Extracted records
——

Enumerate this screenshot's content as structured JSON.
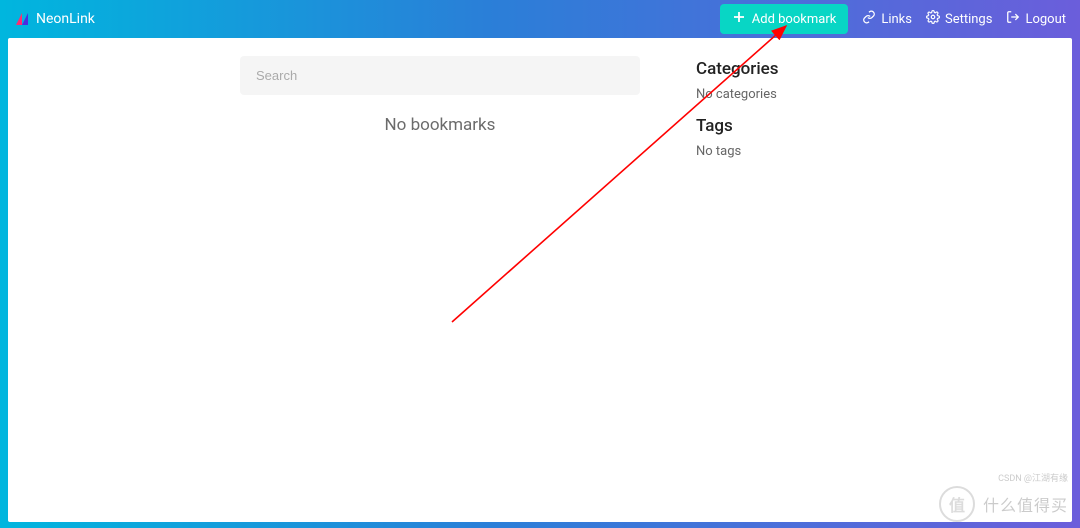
{
  "brand": {
    "name": "NeonLink"
  },
  "nav": {
    "add_bookmark": "Add bookmark",
    "links": "Links",
    "settings": "Settings",
    "logout": "Logout"
  },
  "search": {
    "placeholder": "Search"
  },
  "main": {
    "empty_message": "No bookmarks"
  },
  "sidebar": {
    "categories_heading": "Categories",
    "categories_empty": "No categories",
    "tags_heading": "Tags",
    "tags_empty": "No tags"
  },
  "watermark": {
    "badge": "值",
    "text": "什么值得买",
    "csdn": "CSDN @江湖有缘"
  }
}
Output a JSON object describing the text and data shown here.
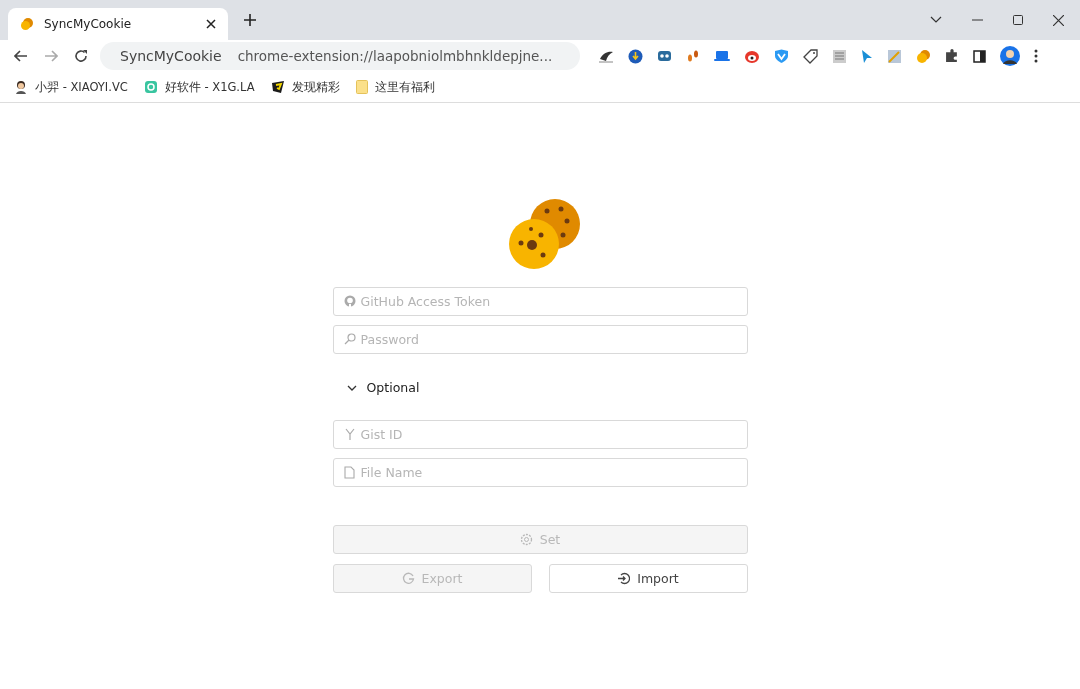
{
  "tab": {
    "title": "SyncMyCookie",
    "selected": true
  },
  "address_bar": {
    "site": "SyncMyCookie",
    "url": "chrome-extension://laapobniolmbhnkldepjne..."
  },
  "bookmarks": [
    {
      "label": "小羿 - XIAOYI.VC"
    },
    {
      "label": "好软件 - X1G.LA"
    },
    {
      "label": "发现精彩"
    },
    {
      "label": "这里有福利"
    }
  ],
  "form": {
    "fields": [
      {
        "placeholder": "GitHub Access Token"
      },
      {
        "placeholder": "Password"
      }
    ],
    "optional": {
      "label": "Optional",
      "expanded": true,
      "fields": [
        {
          "placeholder": "Gist ID"
        },
        {
          "placeholder": "File Name"
        }
      ]
    },
    "set_button": {
      "label": "Set",
      "disabled": true
    },
    "buttons": [
      {
        "label": "Export",
        "disabled": true
      },
      {
        "label": "Import",
        "disabled": false
      }
    ]
  }
}
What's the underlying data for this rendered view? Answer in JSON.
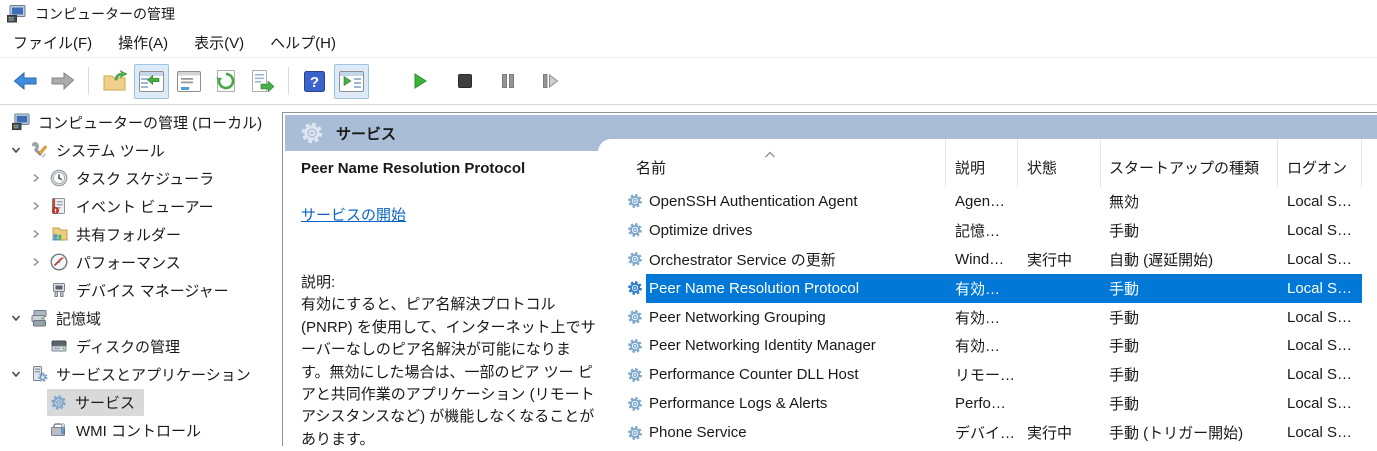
{
  "window": {
    "title": "コンピューターの管理"
  },
  "menu": {
    "items": [
      "ファイル(F)",
      "操作(A)",
      "表示(V)",
      "ヘルプ(H)"
    ]
  },
  "toolbar": {
    "icons": [
      "back-icon",
      "forward-icon",
      "export-wizard-icon",
      "show-console-tree-icon",
      "properties-icon",
      "refresh-icon",
      "export-list-icon",
      "help-icon",
      "show-action-pane-icon",
      "start-service-icon",
      "stop-service-icon",
      "pause-service-icon",
      "restart-service-icon"
    ]
  },
  "sidebar": {
    "items": [
      {
        "label": "コンピューターの管理 (ローカル)",
        "icon": "computer-management-icon",
        "level": 0,
        "expander": "none",
        "selected": false
      },
      {
        "label": "システム ツール",
        "icon": "system-tools-icon",
        "level": 1,
        "expander": "down",
        "selected": false
      },
      {
        "label": "タスク スケジューラ",
        "icon": "task-scheduler-icon",
        "level": 2,
        "expander": "right",
        "selected": false
      },
      {
        "label": "イベント ビューアー",
        "icon": "event-viewer-icon",
        "level": 2,
        "expander": "right",
        "selected": false
      },
      {
        "label": "共有フォルダー",
        "icon": "shared-folders-icon",
        "level": 2,
        "expander": "right",
        "selected": false
      },
      {
        "label": "パフォーマンス",
        "icon": "performance-icon",
        "level": 2,
        "expander": "right",
        "selected": false
      },
      {
        "label": "デバイス マネージャー",
        "icon": "device-manager-icon",
        "level": 2,
        "expander": "none",
        "selected": false
      },
      {
        "label": "記憶域",
        "icon": "storage-icon",
        "level": 1,
        "expander": "down",
        "selected": false
      },
      {
        "label": "ディスクの管理",
        "icon": "disk-management-icon",
        "level": 2,
        "expander": "none",
        "selected": false
      },
      {
        "label": "サービスとアプリケーション",
        "icon": "services-applications-icon",
        "level": 1,
        "expander": "down",
        "selected": false
      },
      {
        "label": "サービス",
        "icon": "services-icon",
        "level": 2,
        "expander": "none",
        "selected": true
      },
      {
        "label": "WMI コントロール",
        "icon": "wmi-control-icon",
        "level": 2,
        "expander": "none",
        "selected": false
      }
    ]
  },
  "main": {
    "header": {
      "title": "サービス",
      "icon": "gear-icon"
    },
    "details": {
      "service_name": "Peer Name Resolution Protocol",
      "action_link": "サービスの開始",
      "description_label": "説明:",
      "description": "有効にすると、ピア名解決プロトコル (PNRP) を使用して、インターネット上でサーバーなしのピア名解決が可能になります。無効にした場合は、一部のピア ツー ピアと共同作業のアプリケーション (リモート アシスタンスなど) が機能しなくなることがあります。"
    },
    "services": {
      "columns": [
        "名前",
        "説明",
        "状態",
        "スタートアップの種類",
        "ログオン"
      ],
      "sort_indicator": "ascending-on-name",
      "rows": [
        {
          "name": "OpenSSH Authentication Agent",
          "desc": "Agen…",
          "status": "",
          "startup": "無効",
          "logon": "Local S…",
          "selected": false
        },
        {
          "name": "Optimize drives",
          "desc": "記憶…",
          "status": "",
          "startup": "手動",
          "logon": "Local S…",
          "selected": false
        },
        {
          "name": "Orchestrator Service の更新",
          "desc": "Wind…",
          "status": "実行中",
          "startup": "自動 (遅延開始)",
          "logon": "Local S…",
          "selected": false
        },
        {
          "name": "Peer Name Resolution Protocol",
          "desc": "有効…",
          "status": "",
          "startup": "手動",
          "logon": "Local S…",
          "selected": true
        },
        {
          "name": "Peer Networking Grouping",
          "desc": "有効…",
          "status": "",
          "startup": "手動",
          "logon": "Local S…",
          "selected": false
        },
        {
          "name": "Peer Networking Identity Manager",
          "desc": "有効…",
          "status": "",
          "startup": "手動",
          "logon": "Local S…",
          "selected": false
        },
        {
          "name": "Performance Counter DLL Host",
          "desc": "リモー…",
          "status": "",
          "startup": "手動",
          "logon": "Local S…",
          "selected": false
        },
        {
          "name": "Performance Logs & Alerts",
          "desc": "Perfo…",
          "status": "",
          "startup": "手動",
          "logon": "Local S…",
          "selected": false
        },
        {
          "name": "Phone Service",
          "desc": "デバイ…",
          "status": "実行中",
          "startup": "手動 (トリガー開始)",
          "logon": "Local S…",
          "selected": false
        }
      ]
    }
  },
  "colors": {
    "selection_accent": "#0078d7",
    "header_band": "#a9bdd6",
    "link": "#0a64c8",
    "tree_selected_bg": "#d9d9d9",
    "gear_blue": "#7fa8cd"
  }
}
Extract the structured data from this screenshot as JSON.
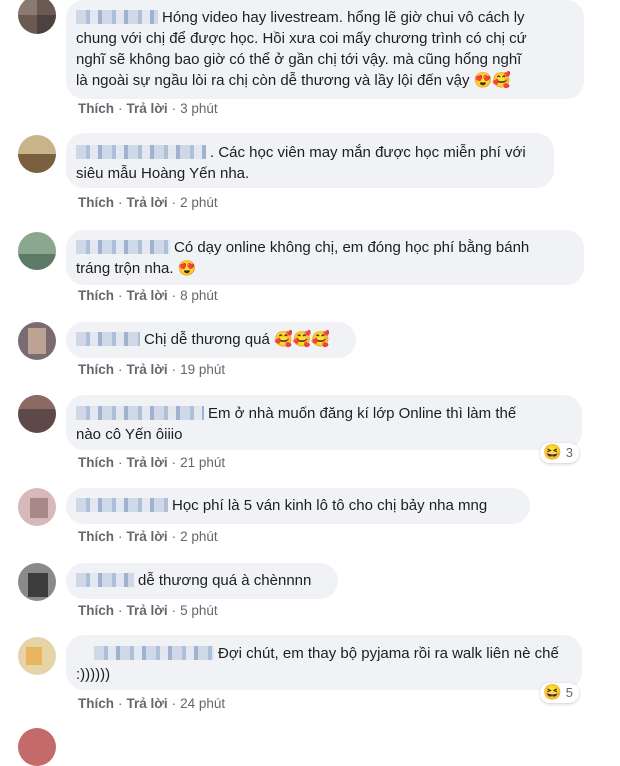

——

## [Work to complete]
Please set down each line of the data above exactly as written, without the pictures.

## [Right answer]
Enumerate this screenshot's content as structured JSON.
{
  "brand": {
    "name": "NeonLink"
  },
  "nav": {
    "add_bookmark": "Add bookmark",
    "links": "Links",
    "settings": "Settings",
    "logout": "Logout"
  },
  "search": {
    "placeholder": "Search"
  },
  "main": {
    "empty_message": "No bookmarks"
  },
  "sidebar": {
    "categories_heading": "Categories",
    "categories_empty": "No categories",
    "tags_heading": "Tags",
    "tags_empty": "No tags"
  },
  "watermark": {
    "badge": "值",
    "text": "什么值得买",
    "csdn": "CSDN @江湖有缘"
  }
}
Output a JSON object describing the text and data shown here.
{
  "tab": {
    "title": "SyncMyCookie",
    "selected": true
  },
  "address_bar": {
    "site": "SyncMyCookie",
    "url": "chrome-extension://laapobniolmbhnkldepjne..."
  },
  "bookmarks": [
    {
      "label": "小羿 - XIAOYI.VC"
    },
    {
      "label": "好软件 - X1G.LA"
    },
    {
      "label": "发现精彩"
    },
    {
      "label": "这里有福利"
    }
  ],
  "form": {
    "fields": [
      {
        "placeholder": "GitHub Access Token"
      },
      {
        "placeholder": "Password"
      }
    ],
    "optional": {
      "label": "Optional",
      "expanded": true,
      "fields": [
        {
          "placeholder": "Gist ID"
        },
        {
          "placeholder": "File Name"
        }
      ]
    },
    "set_button": {
      "label": "Set",
      "disabled": true
    },
    "buttons": [
      {
        "label": "Export",
        "disabled": true
      },
      {
        "label": "Import",
        "disabled": false
      }
    ]
  }
}
What's the underlying data for this rendered view? Answer in JSON.
{
  "window": {
    "title": "コンピューターの管理"
  },
  "menu": {
    "items": [
      "ファイル(F)",
      "操作(A)",
      "表示(V)",
      "ヘルプ(H)"
    ]
  },
  "toolbar": {
    "icons": [
      "back-icon",
      "forward-icon",
      "export-wizard-icon",
      "show-console-tree-icon",
      "properties-icon",
      "refresh-icon",
      "export-list-icon",
      "help-icon",
      "show-action-pane-icon",
      "start-service-icon",
      "stop-service-icon",
      "pause-service-icon",
      "restart-service-icon"
    ]
  },
  "sidebar": {
    "items": [
      {
        "label": "コンピューターの管理 (ローカル)",
        "icon": "computer-management-icon",
        "level": 0,
        "expander": "none",
        "selected": false
      },
      {
        "label": "システム ツール",
        "icon": "system-tools-icon",
        "level": 1,
        "expander": "down",
        "selected": false
      },
      {
        "label": "タスク スケジューラ",
        "icon": "task-scheduler-icon",
        "level": 2,
        "expander": "right",
        "selected": false
      },
      {
        "label": "イベント ビューアー",
        "icon": "event-viewer-icon",
        "level": 2,
        "expander": "right",
        "selected": false
      },
      {
        "label": "共有フォルダー",
        "icon": "shared-folders-icon",
        "level": 2,
        "expander": "right",
        "selected": false
      },
      {
        "label": "パフォーマンス",
        "icon": "performance-icon",
        "level": 2,
        "expander": "right",
        "selected": false
      },
      {
        "label": "デバイス マネージャー",
        "icon": "device-manager-icon",
        "level": 2,
        "expander": "none",
        "selected": false
      },
      {
        "label": "記憶域",
        "icon": "storage-icon",
        "level": 1,
        "expander": "down",
        "selected": false
      },
      {
        "label": "ディスクの管理",
        "icon": "disk-management-icon",
        "level": 2,
        "expander": "none",
        "selected": false
      },
      {
        "label": "サービスとアプリケーション",
        "icon": "services-applications-icon",
        "level": 1,
        "expander": "down",
        "selected": false
      },
      {
        "label": "サービス",
        "icon": "services-icon",
        "level": 2,
        "expander": "none",
        "selected": true
      },
      {
        "label": "WMI コントロール",
        "icon": "wmi-control-icon",
        "level": 2,
        "expander": "none",
        "selected": false
      }
    ]
  },
  "main": {
    "header": {
      "title": "サービス",
      "icon": "gear-icon"
    },
    "details": {
      "service_name": "Peer Name Resolution Protocol",
      "action_link": "サービスの開始",
      "description_label": "説明:",
      "description": "有効にすると、ピア名解決プロトコル (PNRP) を使用して、インターネット上でサーバーなしのピア名解決が可能になります。無効にした場合は、一部のピア ツー ピアと共同作業のアプリケーション (リモート アシスタンスなど) が機能しなくなることがあります。"
    },
    "services": {
      "columns": [
        "名前",
        "説明",
        "状態",
        "スタートアップの種類",
        "ログオン"
      ],
      "sort_indicator": "ascending-on-name",
      "rows": [
        {
          "name": "OpenSSH Authentication Agent",
          "desc": "Agen…",
          "status": "",
          "startup": "無効",
          "logon": "Local S…",
          "selected": false
        },
        {
          "name": "Optimize drives",
          "desc": "記憶…",
          "status": "",
          "startup": "手動",
          "logon": "Local S…",
          "selected": false
        },
        {
          "name": "Orchestrator Service の更新",
          "desc": "Wind…",
          "status": "実行中",
          "startup": "自動 (遅延開始)",
          "logon": "Local S…",
          "selected": false
        },
        {
          "name": "Peer Name Resolution Protocol",
          "desc": "有効…",
          "status": "",
          "startup": "手動",
          "logon": "Local S…",
          "selected": true
        },
        {
          "name": "Peer Networking Grouping",
          "desc": "有効…",
          "status": "",
          "startup": "手動",
          "logon": "Local S…",
          "selected": false
        },
        {
          "name": "Peer Networking Identity Manager",
          "desc": "有効…",
          "status": "",
          "startup": "手動",
          "logon": "Local S…",
          "selected": false
        },
        {
          "name": "Performance Counter DLL Host",
          "desc": "リモー…",
          "status": "",
          "startup": "手動",
          "logon": "Local S…",
          "selected": false
        },
        {
          "name": "Performance Logs & Alerts",
          "desc": "Perfo…",
          "status": "",
          "startup": "手動",
          "logon": "Local S…",
          "selected": false
        },
        {
          "name": "Phone Service",
          "desc": "デバイ…",
          "status": "実行中",
          "startup": "手動 (トリガー開始)",
          "logon": "Local S…",
          "selected": false
        }
      ]
    }
  },
  "colors": {
    "selection_accent": "#0078d7",
    "header_band": "#a9bdd6",
    "link": "#0a64c8",
    "tree_selected_bg": "#d9d9d9",
    "gear_blue": "#7fa8cd"
  }
}
Extract the structured data from this screenshot as JSON.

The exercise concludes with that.